* **Given instruction**:
Copy the lines exactly as they appear, starting at the first line and ending at the line containing "payment-amount: $0.00 [905,625,989,659]".
* start *
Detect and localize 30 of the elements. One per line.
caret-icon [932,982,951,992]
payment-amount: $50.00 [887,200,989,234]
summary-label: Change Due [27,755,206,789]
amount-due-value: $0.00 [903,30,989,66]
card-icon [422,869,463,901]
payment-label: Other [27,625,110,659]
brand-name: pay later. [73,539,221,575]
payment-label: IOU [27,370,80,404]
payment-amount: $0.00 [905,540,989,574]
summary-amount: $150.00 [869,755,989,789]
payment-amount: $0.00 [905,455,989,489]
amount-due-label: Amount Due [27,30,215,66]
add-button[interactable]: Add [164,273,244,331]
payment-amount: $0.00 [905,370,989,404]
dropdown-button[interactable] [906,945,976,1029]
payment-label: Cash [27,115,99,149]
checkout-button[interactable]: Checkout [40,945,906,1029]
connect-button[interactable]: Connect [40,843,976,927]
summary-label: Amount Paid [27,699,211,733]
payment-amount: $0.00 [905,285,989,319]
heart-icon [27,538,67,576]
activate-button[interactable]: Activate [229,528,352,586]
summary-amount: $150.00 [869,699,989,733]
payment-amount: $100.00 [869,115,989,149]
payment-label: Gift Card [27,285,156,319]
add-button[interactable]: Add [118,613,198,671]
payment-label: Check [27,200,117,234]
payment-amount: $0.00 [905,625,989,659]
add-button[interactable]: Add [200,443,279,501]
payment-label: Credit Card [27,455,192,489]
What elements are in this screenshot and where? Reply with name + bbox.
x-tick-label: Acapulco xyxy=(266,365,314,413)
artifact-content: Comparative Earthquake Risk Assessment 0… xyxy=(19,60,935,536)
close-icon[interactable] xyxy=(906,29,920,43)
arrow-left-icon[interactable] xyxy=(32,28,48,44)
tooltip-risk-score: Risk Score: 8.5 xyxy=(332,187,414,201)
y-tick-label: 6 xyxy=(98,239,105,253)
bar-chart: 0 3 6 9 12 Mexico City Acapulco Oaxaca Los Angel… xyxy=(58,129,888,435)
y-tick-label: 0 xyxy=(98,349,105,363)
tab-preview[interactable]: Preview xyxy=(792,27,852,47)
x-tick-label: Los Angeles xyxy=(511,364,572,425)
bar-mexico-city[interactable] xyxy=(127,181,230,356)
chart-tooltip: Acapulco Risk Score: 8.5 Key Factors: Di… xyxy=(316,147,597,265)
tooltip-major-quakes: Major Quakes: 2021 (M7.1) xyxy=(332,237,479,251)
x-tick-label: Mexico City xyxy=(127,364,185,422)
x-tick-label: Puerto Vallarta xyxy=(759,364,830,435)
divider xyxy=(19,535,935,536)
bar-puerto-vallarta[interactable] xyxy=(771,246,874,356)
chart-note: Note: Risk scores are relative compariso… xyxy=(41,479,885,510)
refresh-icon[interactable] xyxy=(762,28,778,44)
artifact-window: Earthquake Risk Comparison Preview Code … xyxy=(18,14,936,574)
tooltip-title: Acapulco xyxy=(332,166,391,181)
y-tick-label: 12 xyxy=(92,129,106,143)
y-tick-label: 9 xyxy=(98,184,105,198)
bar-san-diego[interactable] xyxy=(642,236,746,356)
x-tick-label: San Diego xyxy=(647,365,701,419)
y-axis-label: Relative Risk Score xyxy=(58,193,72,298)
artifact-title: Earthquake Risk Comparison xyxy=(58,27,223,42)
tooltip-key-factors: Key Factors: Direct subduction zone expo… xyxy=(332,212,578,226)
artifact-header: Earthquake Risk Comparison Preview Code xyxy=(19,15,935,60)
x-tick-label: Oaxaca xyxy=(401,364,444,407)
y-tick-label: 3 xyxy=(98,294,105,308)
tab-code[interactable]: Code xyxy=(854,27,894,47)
* end *
* **Solution**:
Detect and localize 30 of the elements. One per line.
caret-icon [932,982,951,992]
payment-amount: $50.00 [887,200,989,234]
summary-label: Change Due [27,755,206,789]
amount-due-value: $0.00 [903,30,989,66]
card-icon [422,869,463,901]
payment-label: Other [27,625,110,659]
brand-name: pay later. [73,539,221,575]
payment-label: IOU [27,370,80,404]
payment-amount: $0.00 [905,540,989,574]
summary-amount: $150.00 [869,755,989,789]
payment-amount: $0.00 [905,455,989,489]
amount-due-label: Amount Due [27,30,215,66]
add-button[interactable]: Add [164,273,244,331]
payment-amount: $0.00 [905,370,989,404]
dropdown-button[interactable] [906,945,976,1029]
payment-label: Cash [27,115,99,149]
checkout-button[interactable]: Checkout [40,945,906,1029]
connect-button[interactable]: Connect [40,843,976,927]
summary-label: Amount Paid [27,699,211,733]
payment-amount: $0.00 [905,285,989,319]
heart-icon [27,538,67,576]
activate-button[interactable]: Activate [229,528,352,586]
summary-amount: $150.00 [869,699,989,733]
payment-amount: $100.00 [869,115,989,149]
payment-label: Gift Card [27,285,156,319]
add-button[interactable]: Add [118,613,198,671]
payment-label: Check [27,200,117,234]
payment-amount: $0.00 [905,625,989,659]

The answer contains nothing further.